**GIVEN DATA**
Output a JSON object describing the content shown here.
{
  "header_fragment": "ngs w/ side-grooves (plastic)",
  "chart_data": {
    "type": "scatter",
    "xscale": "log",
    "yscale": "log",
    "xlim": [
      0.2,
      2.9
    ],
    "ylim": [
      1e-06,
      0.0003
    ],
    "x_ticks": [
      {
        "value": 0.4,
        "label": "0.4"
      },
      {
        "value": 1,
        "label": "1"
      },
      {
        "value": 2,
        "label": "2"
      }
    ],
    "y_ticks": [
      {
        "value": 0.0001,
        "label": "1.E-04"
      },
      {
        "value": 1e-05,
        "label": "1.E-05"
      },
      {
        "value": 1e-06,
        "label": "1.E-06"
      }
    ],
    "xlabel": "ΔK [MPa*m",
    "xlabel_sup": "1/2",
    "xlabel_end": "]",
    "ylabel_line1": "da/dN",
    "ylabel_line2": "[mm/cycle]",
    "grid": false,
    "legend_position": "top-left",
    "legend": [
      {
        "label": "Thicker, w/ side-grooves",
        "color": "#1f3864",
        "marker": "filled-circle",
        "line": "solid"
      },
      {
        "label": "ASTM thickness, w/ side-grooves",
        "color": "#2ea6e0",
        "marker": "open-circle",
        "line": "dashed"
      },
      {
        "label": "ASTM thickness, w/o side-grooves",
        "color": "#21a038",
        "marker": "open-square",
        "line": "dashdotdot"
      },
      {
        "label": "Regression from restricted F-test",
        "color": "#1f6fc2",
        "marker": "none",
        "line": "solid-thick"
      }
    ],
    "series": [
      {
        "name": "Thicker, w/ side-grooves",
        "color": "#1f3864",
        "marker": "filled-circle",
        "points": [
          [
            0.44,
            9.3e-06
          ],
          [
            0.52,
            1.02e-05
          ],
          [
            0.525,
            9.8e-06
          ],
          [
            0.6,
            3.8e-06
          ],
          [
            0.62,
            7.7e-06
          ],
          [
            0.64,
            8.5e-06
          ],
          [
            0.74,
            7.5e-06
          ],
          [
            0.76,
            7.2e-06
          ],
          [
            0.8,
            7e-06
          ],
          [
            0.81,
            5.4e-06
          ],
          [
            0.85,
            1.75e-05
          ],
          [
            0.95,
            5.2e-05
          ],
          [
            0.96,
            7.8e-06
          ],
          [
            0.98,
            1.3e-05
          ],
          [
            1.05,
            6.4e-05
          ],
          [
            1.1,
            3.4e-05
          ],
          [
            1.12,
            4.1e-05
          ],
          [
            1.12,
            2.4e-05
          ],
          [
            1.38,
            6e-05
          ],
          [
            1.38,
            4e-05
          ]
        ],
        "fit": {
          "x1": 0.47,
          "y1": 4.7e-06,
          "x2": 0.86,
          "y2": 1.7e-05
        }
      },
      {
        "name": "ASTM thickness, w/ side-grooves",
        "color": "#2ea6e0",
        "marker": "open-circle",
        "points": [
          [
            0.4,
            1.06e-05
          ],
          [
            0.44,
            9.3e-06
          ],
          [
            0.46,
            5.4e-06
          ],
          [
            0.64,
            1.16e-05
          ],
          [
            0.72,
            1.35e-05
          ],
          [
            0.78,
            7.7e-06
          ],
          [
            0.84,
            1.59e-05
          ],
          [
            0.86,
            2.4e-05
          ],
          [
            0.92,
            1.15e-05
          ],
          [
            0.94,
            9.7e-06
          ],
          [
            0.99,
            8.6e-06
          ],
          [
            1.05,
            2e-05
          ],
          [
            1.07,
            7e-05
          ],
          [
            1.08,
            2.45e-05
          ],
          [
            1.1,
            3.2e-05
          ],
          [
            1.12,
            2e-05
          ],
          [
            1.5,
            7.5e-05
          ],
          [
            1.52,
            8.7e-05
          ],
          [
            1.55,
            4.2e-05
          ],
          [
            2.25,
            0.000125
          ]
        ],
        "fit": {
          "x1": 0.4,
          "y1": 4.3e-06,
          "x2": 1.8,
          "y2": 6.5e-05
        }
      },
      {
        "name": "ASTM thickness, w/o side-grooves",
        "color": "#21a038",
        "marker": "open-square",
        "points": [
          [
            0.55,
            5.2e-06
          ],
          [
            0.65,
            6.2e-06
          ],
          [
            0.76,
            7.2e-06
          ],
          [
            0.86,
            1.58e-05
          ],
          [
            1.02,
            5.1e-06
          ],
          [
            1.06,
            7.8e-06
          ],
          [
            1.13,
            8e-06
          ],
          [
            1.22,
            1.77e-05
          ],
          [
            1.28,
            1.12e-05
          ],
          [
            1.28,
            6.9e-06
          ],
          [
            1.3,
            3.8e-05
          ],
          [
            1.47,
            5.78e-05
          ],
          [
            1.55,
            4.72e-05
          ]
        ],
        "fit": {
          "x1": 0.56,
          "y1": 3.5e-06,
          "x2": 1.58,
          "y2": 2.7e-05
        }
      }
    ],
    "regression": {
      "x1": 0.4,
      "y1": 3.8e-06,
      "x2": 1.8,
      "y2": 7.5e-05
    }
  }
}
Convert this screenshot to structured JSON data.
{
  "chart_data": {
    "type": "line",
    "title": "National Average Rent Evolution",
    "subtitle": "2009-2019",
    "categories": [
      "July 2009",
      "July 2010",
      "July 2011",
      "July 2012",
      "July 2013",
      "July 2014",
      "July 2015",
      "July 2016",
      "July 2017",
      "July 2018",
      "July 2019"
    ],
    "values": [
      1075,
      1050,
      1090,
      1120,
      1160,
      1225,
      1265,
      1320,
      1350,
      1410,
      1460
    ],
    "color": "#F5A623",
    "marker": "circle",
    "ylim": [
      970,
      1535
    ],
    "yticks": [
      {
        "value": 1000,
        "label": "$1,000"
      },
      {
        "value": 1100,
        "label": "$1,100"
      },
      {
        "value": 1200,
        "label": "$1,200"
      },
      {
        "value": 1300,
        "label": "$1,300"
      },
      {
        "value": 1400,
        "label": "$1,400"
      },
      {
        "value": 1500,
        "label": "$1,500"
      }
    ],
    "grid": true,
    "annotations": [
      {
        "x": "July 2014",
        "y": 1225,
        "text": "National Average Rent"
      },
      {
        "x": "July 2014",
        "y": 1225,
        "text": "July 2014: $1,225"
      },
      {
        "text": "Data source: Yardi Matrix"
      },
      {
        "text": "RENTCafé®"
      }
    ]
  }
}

**GIVEN TASK**
Wherever a line in the data above holds "grooves", copy that line.

**EXERCISE SOLUTION**
  "header_fragment": "ngs w/ side-grooves (plastic)",
        "label": "Thicker, w/ side-grooves",
        "label": "ASTM thickness, w/ side-grooves",
        "label": "ASTM thickness, w/o side-grooves",
        "name": "Thicker, w/ side-grooves",
        "name": "ASTM thickness, w/ side-grooves",
        "name": "ASTM thickness, w/o side-grooves",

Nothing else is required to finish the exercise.